▶ [EXERCISE TASK] Of the lines in the listing below, how many hold "annos"? Answer with the number only.

▶ [THE RECORDS]
——————

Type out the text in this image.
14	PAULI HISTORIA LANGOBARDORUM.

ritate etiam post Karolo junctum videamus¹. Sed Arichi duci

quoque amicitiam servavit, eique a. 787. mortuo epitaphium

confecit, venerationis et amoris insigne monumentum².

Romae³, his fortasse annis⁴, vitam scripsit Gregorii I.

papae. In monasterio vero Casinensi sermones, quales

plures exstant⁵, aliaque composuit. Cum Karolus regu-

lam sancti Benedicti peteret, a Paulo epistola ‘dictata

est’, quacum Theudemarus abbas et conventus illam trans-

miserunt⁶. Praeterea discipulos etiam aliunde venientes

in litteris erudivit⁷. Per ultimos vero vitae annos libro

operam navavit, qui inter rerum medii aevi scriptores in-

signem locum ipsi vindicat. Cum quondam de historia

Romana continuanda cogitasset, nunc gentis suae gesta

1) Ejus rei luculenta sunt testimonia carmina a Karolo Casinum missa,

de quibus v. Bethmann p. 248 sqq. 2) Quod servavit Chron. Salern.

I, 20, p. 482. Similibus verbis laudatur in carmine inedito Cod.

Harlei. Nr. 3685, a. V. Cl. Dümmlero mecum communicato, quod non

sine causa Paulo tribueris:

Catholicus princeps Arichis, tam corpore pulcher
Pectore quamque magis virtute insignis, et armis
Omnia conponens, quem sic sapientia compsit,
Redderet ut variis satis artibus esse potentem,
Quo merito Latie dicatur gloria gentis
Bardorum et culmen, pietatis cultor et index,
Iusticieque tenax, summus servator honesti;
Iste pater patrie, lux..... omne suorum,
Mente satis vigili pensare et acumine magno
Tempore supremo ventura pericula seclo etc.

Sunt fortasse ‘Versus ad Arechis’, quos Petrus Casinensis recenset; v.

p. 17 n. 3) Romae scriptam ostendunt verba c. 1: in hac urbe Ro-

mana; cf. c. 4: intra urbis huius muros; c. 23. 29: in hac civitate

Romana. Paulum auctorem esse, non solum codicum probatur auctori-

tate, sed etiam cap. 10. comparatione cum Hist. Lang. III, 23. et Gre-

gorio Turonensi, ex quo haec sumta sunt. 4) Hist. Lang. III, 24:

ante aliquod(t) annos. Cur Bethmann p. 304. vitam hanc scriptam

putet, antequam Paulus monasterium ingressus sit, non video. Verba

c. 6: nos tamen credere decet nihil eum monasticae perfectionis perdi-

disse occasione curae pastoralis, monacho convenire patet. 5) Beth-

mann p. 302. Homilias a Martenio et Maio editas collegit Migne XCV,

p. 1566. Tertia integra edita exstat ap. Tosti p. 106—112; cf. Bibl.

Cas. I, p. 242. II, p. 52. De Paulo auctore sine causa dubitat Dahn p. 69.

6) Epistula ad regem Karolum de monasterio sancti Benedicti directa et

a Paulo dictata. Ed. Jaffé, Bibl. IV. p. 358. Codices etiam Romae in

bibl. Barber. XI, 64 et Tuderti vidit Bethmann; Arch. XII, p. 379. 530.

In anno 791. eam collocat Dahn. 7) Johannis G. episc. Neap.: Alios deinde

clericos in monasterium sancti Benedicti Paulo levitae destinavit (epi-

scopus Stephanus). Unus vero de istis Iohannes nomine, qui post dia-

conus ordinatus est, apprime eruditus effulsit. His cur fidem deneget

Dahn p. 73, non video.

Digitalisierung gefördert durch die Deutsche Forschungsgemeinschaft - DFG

——————

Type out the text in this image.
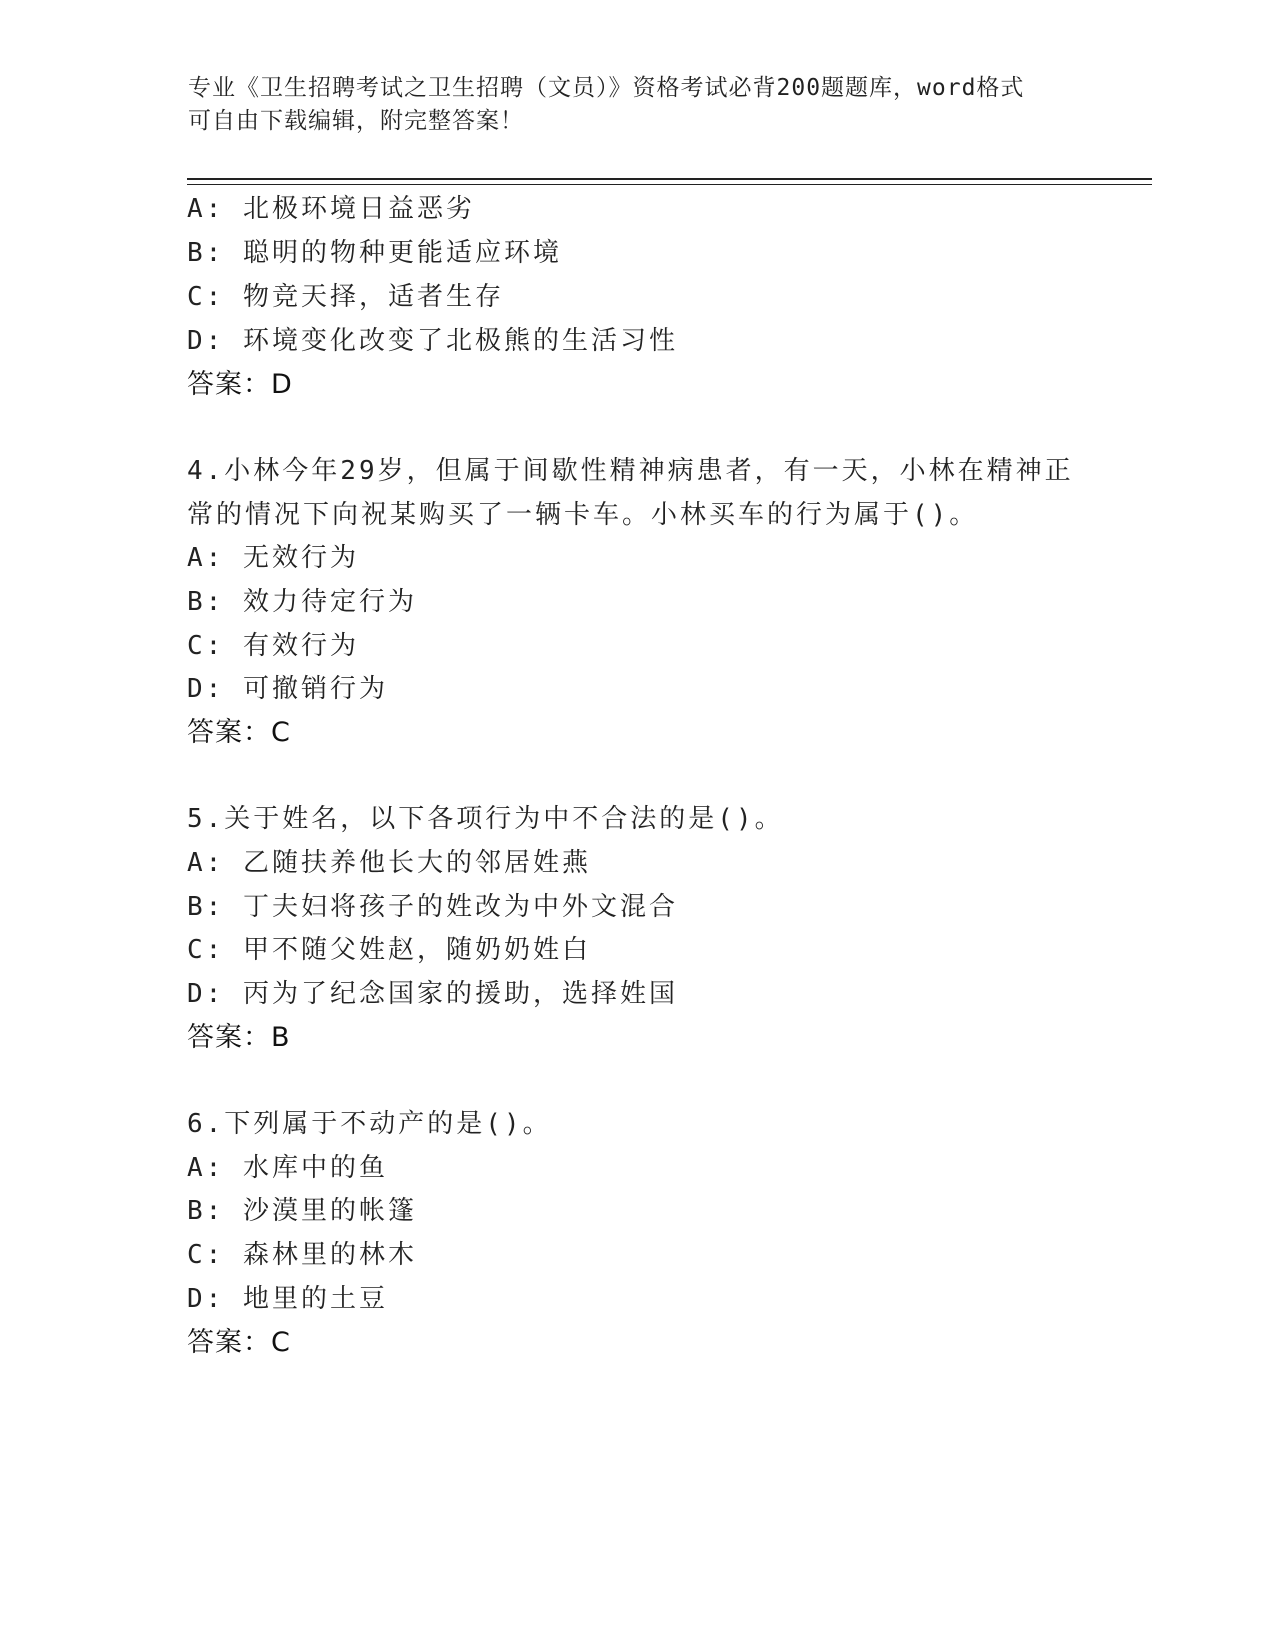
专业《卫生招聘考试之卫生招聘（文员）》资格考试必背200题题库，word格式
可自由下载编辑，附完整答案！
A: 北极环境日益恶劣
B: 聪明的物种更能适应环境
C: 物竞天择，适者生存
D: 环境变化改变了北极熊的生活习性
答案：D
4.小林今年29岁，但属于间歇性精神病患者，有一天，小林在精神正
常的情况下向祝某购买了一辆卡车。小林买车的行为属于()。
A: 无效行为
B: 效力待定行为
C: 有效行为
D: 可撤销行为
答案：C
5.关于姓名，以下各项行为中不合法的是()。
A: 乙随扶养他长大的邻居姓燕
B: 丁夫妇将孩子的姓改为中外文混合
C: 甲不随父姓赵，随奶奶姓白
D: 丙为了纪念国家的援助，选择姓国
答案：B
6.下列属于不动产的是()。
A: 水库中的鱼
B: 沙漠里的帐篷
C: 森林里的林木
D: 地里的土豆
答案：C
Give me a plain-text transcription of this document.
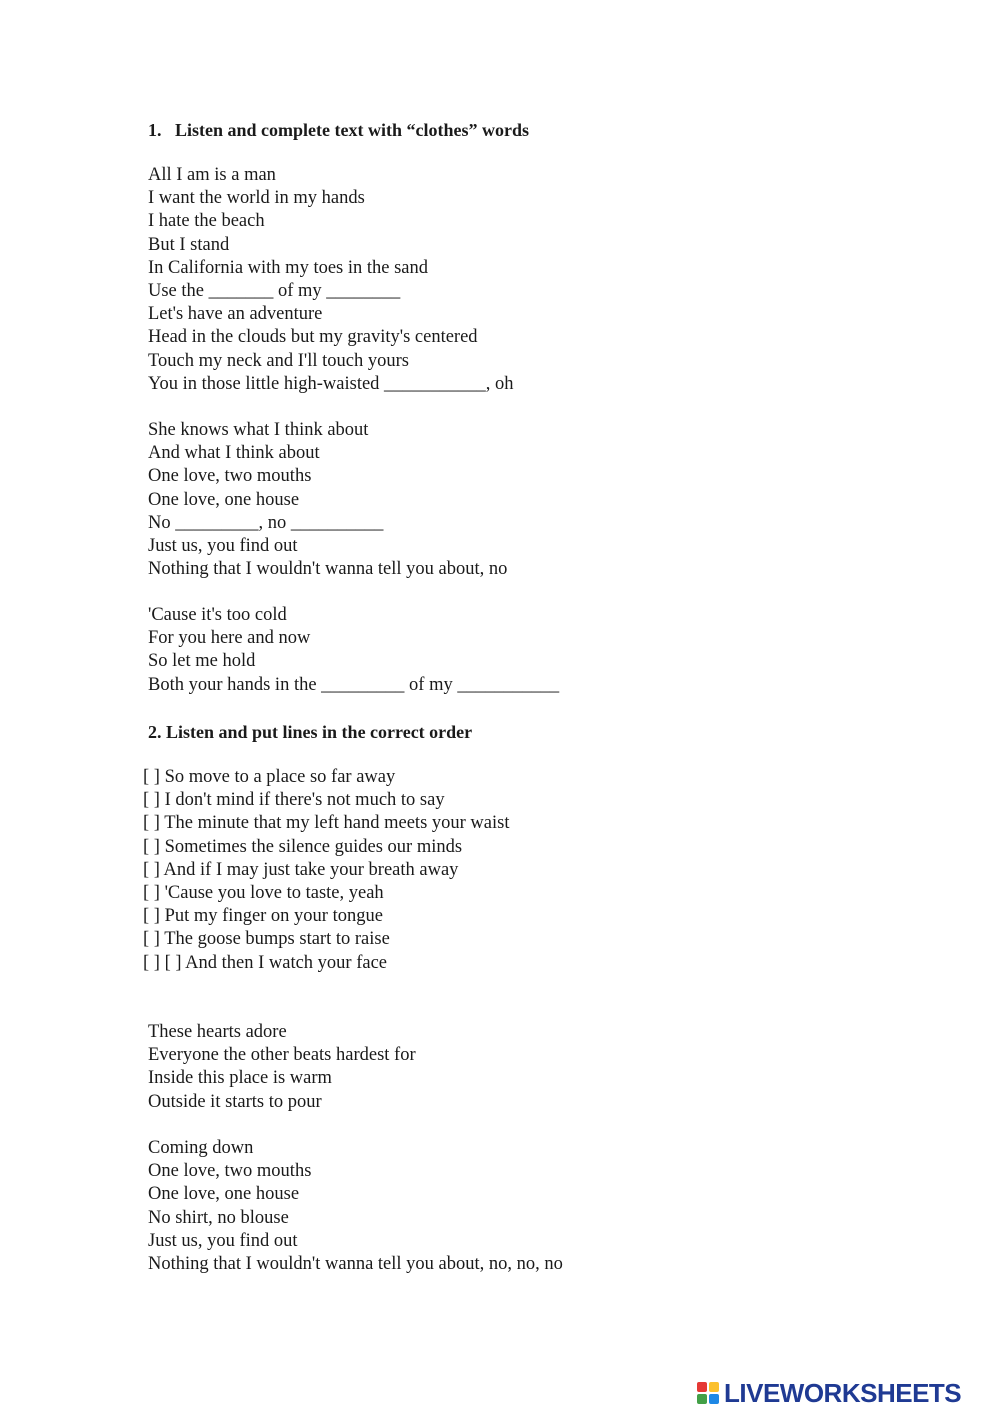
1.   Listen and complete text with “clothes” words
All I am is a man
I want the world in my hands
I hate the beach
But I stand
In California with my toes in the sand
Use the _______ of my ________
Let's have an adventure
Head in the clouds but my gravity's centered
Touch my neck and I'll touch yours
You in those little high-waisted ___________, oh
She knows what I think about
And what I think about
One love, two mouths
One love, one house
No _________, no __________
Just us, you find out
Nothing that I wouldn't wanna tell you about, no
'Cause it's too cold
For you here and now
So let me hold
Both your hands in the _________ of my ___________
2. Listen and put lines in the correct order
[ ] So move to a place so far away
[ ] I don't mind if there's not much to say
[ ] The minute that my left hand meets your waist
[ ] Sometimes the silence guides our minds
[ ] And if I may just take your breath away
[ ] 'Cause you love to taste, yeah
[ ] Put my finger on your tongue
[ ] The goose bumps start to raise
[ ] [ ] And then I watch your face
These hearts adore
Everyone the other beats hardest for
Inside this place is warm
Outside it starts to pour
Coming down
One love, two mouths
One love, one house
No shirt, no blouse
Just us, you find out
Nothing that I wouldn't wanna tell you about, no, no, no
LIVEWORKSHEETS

——————

▶ [SOLUTION TO THIS PROBLEM] 2